● **DIRECTIONS FOR THIS TASK**: Repeat the material exactly as it appears.

--- Begin THE DATA ---

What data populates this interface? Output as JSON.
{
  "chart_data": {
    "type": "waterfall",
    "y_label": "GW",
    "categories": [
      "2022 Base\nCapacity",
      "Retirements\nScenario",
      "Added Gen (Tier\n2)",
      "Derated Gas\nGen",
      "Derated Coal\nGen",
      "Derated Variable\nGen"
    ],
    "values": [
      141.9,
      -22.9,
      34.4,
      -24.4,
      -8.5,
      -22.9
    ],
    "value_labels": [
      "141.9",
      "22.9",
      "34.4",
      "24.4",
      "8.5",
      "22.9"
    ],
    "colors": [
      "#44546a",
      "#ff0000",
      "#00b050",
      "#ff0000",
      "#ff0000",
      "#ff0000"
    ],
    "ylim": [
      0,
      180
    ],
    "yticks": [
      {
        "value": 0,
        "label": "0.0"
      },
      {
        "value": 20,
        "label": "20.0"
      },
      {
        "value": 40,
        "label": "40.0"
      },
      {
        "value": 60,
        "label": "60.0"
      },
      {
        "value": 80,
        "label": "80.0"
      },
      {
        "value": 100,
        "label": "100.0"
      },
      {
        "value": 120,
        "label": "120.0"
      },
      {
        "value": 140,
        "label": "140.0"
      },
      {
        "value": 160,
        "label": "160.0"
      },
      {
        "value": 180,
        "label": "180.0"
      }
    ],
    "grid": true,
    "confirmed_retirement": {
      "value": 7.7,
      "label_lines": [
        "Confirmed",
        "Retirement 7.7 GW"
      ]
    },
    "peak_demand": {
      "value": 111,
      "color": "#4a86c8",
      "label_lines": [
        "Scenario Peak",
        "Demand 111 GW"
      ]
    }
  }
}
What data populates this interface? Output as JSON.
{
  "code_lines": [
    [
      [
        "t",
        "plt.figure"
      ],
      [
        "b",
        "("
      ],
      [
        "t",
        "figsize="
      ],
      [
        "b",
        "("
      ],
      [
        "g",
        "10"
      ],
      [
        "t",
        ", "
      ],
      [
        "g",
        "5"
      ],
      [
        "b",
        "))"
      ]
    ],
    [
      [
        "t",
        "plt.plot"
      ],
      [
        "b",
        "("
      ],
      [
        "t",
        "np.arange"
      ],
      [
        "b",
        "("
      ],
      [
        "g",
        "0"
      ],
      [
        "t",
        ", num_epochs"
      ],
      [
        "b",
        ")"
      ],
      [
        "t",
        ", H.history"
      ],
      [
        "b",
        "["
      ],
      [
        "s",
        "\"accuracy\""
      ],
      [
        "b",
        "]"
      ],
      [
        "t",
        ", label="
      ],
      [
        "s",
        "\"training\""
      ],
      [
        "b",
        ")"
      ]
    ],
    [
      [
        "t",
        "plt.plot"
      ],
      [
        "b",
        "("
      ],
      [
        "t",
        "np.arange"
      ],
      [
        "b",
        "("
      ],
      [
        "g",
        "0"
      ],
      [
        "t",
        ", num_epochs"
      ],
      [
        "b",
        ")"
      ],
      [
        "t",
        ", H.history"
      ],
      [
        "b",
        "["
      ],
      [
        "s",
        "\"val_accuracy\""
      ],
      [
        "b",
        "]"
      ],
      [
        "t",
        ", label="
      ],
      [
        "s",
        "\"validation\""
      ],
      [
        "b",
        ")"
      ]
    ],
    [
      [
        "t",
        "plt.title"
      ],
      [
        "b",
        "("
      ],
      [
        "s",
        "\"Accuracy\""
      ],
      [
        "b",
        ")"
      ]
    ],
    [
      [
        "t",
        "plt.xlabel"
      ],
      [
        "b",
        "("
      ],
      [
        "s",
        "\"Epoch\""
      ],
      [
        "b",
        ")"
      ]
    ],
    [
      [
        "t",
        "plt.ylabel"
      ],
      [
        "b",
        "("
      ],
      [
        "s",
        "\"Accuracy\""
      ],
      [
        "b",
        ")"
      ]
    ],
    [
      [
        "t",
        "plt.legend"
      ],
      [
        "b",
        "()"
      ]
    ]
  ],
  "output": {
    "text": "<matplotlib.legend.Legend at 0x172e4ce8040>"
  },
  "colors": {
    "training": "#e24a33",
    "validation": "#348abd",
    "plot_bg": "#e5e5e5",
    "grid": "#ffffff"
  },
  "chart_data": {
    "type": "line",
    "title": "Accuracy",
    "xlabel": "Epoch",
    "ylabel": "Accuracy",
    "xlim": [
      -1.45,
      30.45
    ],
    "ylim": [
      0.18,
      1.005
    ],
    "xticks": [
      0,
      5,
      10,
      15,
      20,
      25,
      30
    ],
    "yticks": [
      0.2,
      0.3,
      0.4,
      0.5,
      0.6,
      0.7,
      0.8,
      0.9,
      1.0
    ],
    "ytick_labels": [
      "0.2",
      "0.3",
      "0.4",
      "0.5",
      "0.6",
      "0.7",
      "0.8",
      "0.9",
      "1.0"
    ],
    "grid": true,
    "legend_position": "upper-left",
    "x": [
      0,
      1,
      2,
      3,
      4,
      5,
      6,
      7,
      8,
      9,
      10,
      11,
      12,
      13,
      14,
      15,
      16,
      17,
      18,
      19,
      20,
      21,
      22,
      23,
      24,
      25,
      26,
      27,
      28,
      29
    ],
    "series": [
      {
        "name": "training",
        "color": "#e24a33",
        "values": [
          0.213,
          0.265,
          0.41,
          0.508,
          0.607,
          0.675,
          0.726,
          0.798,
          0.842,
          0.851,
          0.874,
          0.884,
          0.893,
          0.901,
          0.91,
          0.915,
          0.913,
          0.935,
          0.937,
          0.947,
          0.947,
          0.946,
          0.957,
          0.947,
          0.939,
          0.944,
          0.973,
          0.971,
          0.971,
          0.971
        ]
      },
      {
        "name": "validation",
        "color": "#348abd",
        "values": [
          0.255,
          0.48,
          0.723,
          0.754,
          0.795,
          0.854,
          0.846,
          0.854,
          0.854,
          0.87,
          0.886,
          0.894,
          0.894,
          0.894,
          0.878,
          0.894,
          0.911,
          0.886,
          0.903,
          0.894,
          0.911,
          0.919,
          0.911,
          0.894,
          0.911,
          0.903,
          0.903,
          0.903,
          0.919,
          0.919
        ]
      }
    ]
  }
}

--- End THE DATA ---

● **FINISHED ANSWER**:
What data populates this interface? Output as JSON.
{
  "chart_data": {
    "type": "waterfall",
    "y_label": "GW",
    "categories": [
      "2022 Base\nCapacity",
      "Retirements\nScenario",
      "Added Gen (Tier\n2)",
      "Derated Gas\nGen",
      "Derated Coal\nGen",
      "Derated Variable\nGen"
    ],
    "values": [
      141.9,
      -22.9,
      34.4,
      -24.4,
      -8.5,
      -22.9
    ],
    "value_labels": [
      "141.9",
      "22.9",
      "34.4",
      "24.4",
      "8.5",
      "22.9"
    ],
    "colors": [
      "#44546a",
      "#ff0000",
      "#00b050",
      "#ff0000",
      "#ff0000",
      "#ff0000"
    ],
    "ylim": [
      0,
      180
    ],
    "yticks": [
      {
        "value": 0,
        "label": "0.0"
      },
      {
        "value": 20,
        "label": "20.0"
      },
      {
        "value": 40,
        "label": "40.0"
      },
      {
        "value": 60,
        "label": "60.0"
      },
      {
        "value": 80,
        "label": "80.0"
      },
      {
        "value": 100,
        "label": "100.0"
      },
      {
        "value": 120,
        "label": "120.0"
      },
      {
        "value": 140,
        "label": "140.0"
      },
      {
        "value": 160,
        "label": "160.0"
      },
      {
        "value": 180,
        "label": "180.0"
      }
    ],
    "grid": true,
    "confirmed_retirement": {
      "value": 7.7,
      "label_lines": [
        "Confirmed",
        "Retirement 7.7 GW"
      ]
    },
    "peak_demand": {
      "value": 111,
      "color": "#4a86c8",
      "label_lines": [
        "Scenario Peak",
        "Demand 111 GW"
      ]
    }
  }
}
What data populates this interface? Output as JSON.
{
  "code_lines": [
    [
      [
        "t",
        "plt.figure"
      ],
      [
        "b",
        "("
      ],
      [
        "t",
        "figsize="
      ],
      [
        "b",
        "("
      ],
      [
        "g",
        "10"
      ],
      [
        "t",
        ", "
      ],
      [
        "g",
        "5"
      ],
      [
        "b",
        "))"
      ]
    ],
    [
      [
        "t",
        "plt.plot"
      ],
      [
        "b",
        "("
      ],
      [
        "t",
        "np.arange"
      ],
      [
        "b",
        "("
      ],
      [
        "g",
        "0"
      ],
      [
        "t",
        ", num_epochs"
      ],
      [
        "b",
        ")"
      ],
      [
        "t",
        ", H.history"
      ],
      [
        "b",
        "["
      ],
      [
        "s",
        "\"accuracy\""
      ],
      [
        "b",
        "]"
      ],
      [
        "t",
        ", label="
      ],
      [
        "s",
        "\"training\""
      ],
      [
        "b",
        ")"
      ]
    ],
    [
      [
        "t",
        "plt.plot"
      ],
      [
        "b",
        "("
      ],
      [
        "t",
        "np.arange"
      ],
      [
        "b",
        "("
      ],
      [
        "g",
        "0"
      ],
      [
        "t",
        ", num_epochs"
      ],
      [
        "b",
        ")"
      ],
      [
        "t",
        ", H.history"
      ],
      [
        "b",
        "["
      ],
      [
        "s",
        "\"val_accuracy\""
      ],
      [
        "b",
        "]"
      ],
      [
        "t",
        ", label="
      ],
      [
        "s",
        "\"validation\""
      ],
      [
        "b",
        ")"
      ]
    ],
    [
      [
        "t",
        "plt.title"
      ],
      [
        "b",
        "("
      ],
      [
        "s",
        "\"Accuracy\""
      ],
      [
        "b",
        ")"
      ]
    ],
    [
      [
        "t",
        "plt.xlabel"
      ],
      [
        "b",
        "("
      ],
      [
        "s",
        "\"Epoch\""
      ],
      [
        "b",
        ")"
      ]
    ],
    [
      [
        "t",
        "plt.ylabel"
      ],
      [
        "b",
        "("
      ],
      [
        "s",
        "\"Accuracy\""
      ],
      [
        "b",
        ")"
      ]
    ],
    [
      [
        "t",
        "plt.legend"
      ],
      [
        "b",
        "()"
      ]
    ]
  ],
  "output": {
    "text": "<matplotlib.legend.Legend at 0x172e4ce8040>"
  },
  "colors": {
    "training": "#e24a33",
    "validation": "#348abd",
    "plot_bg": "#e5e5e5",
    "grid": "#ffffff"
  },
  "chart_data": {
    "type": "line",
    "title": "Accuracy",
    "xlabel": "Epoch",
    "ylabel": "Accuracy",
    "xlim": [
      -1.45,
      30.45
    ],
    "ylim": [
      0.18,
      1.005
    ],
    "xticks": [
      0,
      5,
      10,
      15,
      20,
      25,
      30
    ],
    "yticks": [
      0.2,
      0.3,
      0.4,
      0.5,
      0.6,
      0.7,
      0.8,
      0.9,
      1.0
    ],
    "ytick_labels": [
      "0.2",
      "0.3",
      "0.4",
      "0.5",
      "0.6",
      "0.7",
      "0.8",
      "0.9",
      "1.0"
    ],
    "grid": true,
    "legend_position": "upper-left",
    "x": [
      0,
      1,
      2,
      3,
      4,
      5,
      6,
      7,
      8,
      9,
      10,
      11,
      12,
      13,
      14,
      15,
      16,
      17,
      18,
      19,
      20,
      21,
      22,
      23,
      24,
      25,
      26,
      27,
      28,
      29
    ],
    "series": [
      {
        "name": "training",
        "color": "#e24a33",
        "values": [
          0.213,
          0.265,
          0.41,
          0.508,
          0.607,
          0.675,
          0.726,
          0.798,
          0.842,
          0.851,
          0.874,
          0.884,
          0.893,
          0.901,
          0.91,
          0.915,
          0.913,
          0.935,
          0.937,
          0.947,
          0.947,
          0.946,
          0.957,
          0.947,
          0.939,
          0.944,
          0.973,
          0.971,
          0.971,
          0.971
        ]
      },
      {
        "name": "validation",
        "color": "#348abd",
        "values": [
          0.255,
          0.48,
          0.723,
          0.754,
          0.795,
          0.854,
          0.846,
          0.854,
          0.854,
          0.87,
          0.886,
          0.894,
          0.894,
          0.894,
          0.878,
          0.894,
          0.911,
          0.886,
          0.903,
          0.894,
          0.911,
          0.919,
          0.911,
          0.894,
          0.911,
          0.903,
          0.903,
          0.903,
          0.919,
          0.919
        ]
      }
    ]
  }
}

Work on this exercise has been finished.